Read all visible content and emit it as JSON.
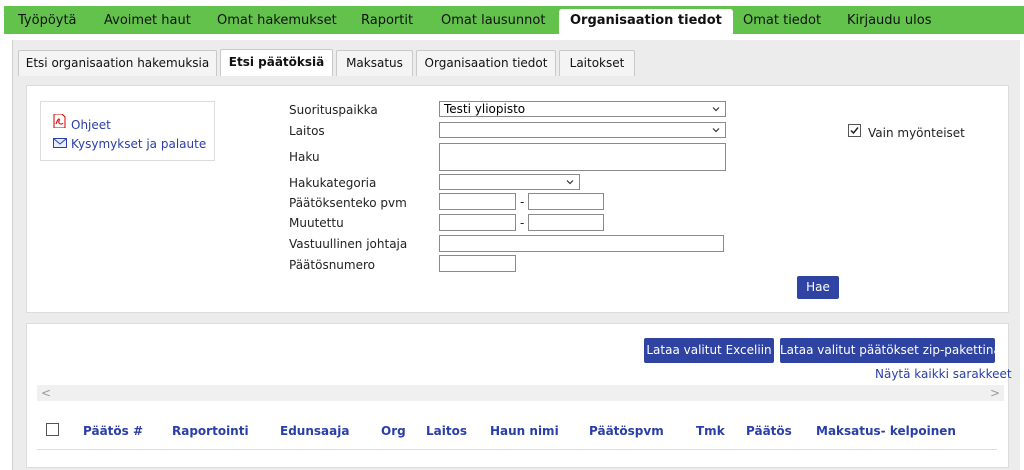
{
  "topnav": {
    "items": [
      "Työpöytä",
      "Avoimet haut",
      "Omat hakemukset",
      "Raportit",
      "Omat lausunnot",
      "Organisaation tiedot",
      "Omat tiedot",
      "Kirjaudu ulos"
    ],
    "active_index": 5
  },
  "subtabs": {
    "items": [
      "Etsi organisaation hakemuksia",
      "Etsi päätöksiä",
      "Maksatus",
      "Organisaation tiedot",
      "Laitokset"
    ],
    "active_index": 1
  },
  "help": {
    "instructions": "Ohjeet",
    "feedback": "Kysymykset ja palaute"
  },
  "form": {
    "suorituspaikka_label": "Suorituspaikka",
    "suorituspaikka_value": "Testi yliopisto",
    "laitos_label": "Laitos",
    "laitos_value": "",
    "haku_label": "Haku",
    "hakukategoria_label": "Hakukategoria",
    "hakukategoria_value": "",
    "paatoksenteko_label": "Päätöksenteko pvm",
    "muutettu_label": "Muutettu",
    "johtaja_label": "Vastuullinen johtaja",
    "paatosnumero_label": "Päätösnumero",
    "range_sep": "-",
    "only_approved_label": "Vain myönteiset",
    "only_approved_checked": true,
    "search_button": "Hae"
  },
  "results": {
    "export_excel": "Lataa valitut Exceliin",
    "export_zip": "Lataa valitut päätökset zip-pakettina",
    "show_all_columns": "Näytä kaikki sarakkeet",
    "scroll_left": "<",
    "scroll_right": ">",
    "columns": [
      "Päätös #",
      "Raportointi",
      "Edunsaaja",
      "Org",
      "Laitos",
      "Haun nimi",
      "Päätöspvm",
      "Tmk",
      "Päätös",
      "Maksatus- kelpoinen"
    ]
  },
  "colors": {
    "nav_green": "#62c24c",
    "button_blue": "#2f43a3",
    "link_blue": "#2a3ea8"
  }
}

*EXERCISE AIM*: Without including any pictures, output all the entries above exactly.

*EXERCISE RESPONSE*:
Read all visible content and emit it as JSON.
{
  "topnav": {
    "items": [
      "Työpöytä",
      "Avoimet haut",
      "Omat hakemukset",
      "Raportit",
      "Omat lausunnot",
      "Organisaation tiedot",
      "Omat tiedot",
      "Kirjaudu ulos"
    ],
    "active_index": 5
  },
  "subtabs": {
    "items": [
      "Etsi organisaation hakemuksia",
      "Etsi päätöksiä",
      "Maksatus",
      "Organisaation tiedot",
      "Laitokset"
    ],
    "active_index": 1
  },
  "help": {
    "instructions": "Ohjeet",
    "feedback": "Kysymykset ja palaute"
  },
  "form": {
    "suorituspaikka_label": "Suorituspaikka",
    "suorituspaikka_value": "Testi yliopisto",
    "laitos_label": "Laitos",
    "laitos_value": "",
    "haku_label": "Haku",
    "hakukategoria_label": "Hakukategoria",
    "hakukategoria_value": "",
    "paatoksenteko_label": "Päätöksenteko pvm",
    "muutettu_label": "Muutettu",
    "johtaja_label": "Vastuullinen johtaja",
    "paatosnumero_label": "Päätösnumero",
    "range_sep": "-",
    "only_approved_label": "Vain myönteiset",
    "only_approved_checked": true,
    "search_button": "Hae"
  },
  "results": {
    "export_excel": "Lataa valitut Exceliin",
    "export_zip": "Lataa valitut päätökset zip-pakettina",
    "show_all_columns": "Näytä kaikki sarakkeet",
    "scroll_left": "<",
    "scroll_right": ">",
    "columns": [
      "Päätös #",
      "Raportointi",
      "Edunsaaja",
      "Org",
      "Laitos",
      "Haun nimi",
      "Päätöspvm",
      "Tmk",
      "Päätös",
      "Maksatus- kelpoinen"
    ]
  },
  "colors": {
    "nav_green": "#62c24c",
    "button_blue": "#2f43a3",
    "link_blue": "#2a3ea8"
  }
}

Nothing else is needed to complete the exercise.